**What is asked**. Could you copy every line from the material below in which "técnicos" appears?

**Data supplied**.

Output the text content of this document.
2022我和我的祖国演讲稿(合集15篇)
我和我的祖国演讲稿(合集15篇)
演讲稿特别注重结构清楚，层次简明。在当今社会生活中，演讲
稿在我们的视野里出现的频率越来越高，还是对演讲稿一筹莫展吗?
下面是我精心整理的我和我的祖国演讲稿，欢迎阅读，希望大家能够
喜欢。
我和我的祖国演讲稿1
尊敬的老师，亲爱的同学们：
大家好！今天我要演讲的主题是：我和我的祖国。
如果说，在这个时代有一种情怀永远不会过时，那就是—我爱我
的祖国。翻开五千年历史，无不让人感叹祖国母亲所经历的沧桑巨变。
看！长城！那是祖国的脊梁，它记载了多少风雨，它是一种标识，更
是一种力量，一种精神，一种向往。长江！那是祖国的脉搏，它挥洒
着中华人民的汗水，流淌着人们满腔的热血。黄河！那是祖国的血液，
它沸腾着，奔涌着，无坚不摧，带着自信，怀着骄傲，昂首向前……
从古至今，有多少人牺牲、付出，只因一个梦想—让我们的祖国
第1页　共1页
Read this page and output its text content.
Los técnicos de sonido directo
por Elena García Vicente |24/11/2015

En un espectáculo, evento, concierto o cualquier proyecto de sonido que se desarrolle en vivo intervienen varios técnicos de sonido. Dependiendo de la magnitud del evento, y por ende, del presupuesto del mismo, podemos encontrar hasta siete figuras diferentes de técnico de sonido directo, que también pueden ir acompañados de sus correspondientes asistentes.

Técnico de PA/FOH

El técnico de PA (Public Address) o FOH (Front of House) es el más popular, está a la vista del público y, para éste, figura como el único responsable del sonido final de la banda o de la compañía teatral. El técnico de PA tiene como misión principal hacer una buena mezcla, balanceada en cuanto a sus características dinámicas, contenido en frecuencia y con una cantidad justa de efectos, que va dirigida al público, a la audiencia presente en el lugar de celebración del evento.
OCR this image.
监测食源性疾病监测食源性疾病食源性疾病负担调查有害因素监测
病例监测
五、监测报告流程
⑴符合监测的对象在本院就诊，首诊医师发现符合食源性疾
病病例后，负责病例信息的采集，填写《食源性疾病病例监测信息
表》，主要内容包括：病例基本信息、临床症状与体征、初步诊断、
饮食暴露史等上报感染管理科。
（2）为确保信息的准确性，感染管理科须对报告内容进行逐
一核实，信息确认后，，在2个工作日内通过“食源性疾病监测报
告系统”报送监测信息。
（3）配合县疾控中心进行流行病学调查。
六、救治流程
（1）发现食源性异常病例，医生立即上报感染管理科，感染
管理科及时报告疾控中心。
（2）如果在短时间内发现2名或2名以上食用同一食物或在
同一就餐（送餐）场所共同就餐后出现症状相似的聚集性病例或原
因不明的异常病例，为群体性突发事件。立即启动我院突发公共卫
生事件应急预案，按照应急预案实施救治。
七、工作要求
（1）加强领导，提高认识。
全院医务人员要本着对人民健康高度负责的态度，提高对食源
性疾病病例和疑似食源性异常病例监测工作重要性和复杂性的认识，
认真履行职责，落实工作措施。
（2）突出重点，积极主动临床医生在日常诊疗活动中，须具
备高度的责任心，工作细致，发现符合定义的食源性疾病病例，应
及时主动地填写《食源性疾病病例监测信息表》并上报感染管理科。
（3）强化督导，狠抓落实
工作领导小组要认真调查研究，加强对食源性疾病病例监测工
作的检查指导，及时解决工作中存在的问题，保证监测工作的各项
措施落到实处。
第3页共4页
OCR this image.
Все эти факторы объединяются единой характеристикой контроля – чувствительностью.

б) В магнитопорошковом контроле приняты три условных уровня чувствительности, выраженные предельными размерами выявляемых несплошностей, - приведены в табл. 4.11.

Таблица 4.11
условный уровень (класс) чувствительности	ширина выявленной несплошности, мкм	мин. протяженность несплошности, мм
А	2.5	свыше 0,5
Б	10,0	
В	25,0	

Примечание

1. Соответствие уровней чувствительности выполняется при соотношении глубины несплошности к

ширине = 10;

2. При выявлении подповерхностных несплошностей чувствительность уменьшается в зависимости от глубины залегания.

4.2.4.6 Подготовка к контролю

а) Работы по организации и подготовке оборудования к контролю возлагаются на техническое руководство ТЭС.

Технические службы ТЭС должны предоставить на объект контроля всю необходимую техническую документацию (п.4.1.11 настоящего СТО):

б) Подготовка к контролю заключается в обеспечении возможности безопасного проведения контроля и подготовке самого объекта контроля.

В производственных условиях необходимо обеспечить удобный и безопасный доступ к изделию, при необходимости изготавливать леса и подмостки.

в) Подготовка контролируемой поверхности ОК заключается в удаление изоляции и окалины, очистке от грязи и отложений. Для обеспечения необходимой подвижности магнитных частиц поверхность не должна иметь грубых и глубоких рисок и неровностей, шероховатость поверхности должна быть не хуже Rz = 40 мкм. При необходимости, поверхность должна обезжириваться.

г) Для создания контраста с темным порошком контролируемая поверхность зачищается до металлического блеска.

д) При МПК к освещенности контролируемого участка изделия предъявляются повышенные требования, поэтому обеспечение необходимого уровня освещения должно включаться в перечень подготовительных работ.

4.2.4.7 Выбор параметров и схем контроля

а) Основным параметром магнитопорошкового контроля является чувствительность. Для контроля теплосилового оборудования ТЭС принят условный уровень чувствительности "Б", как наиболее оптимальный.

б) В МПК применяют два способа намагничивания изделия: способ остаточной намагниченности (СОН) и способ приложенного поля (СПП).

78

**Finished exercise**.
Los técnicos de sonido directo
En un espectáculo, evento, concierto o cualquier proyecto de sonido que se desarrolle en vivo intervienen varios técnicos de sonido. Dependiendo de la magnitud del evento, y por ende, del presupuesto del mismo, podemos encontrar hasta siete figuras diferentes de técnico de sonido directo, que también pueden ir acompañados de sus correspondientes asistentes.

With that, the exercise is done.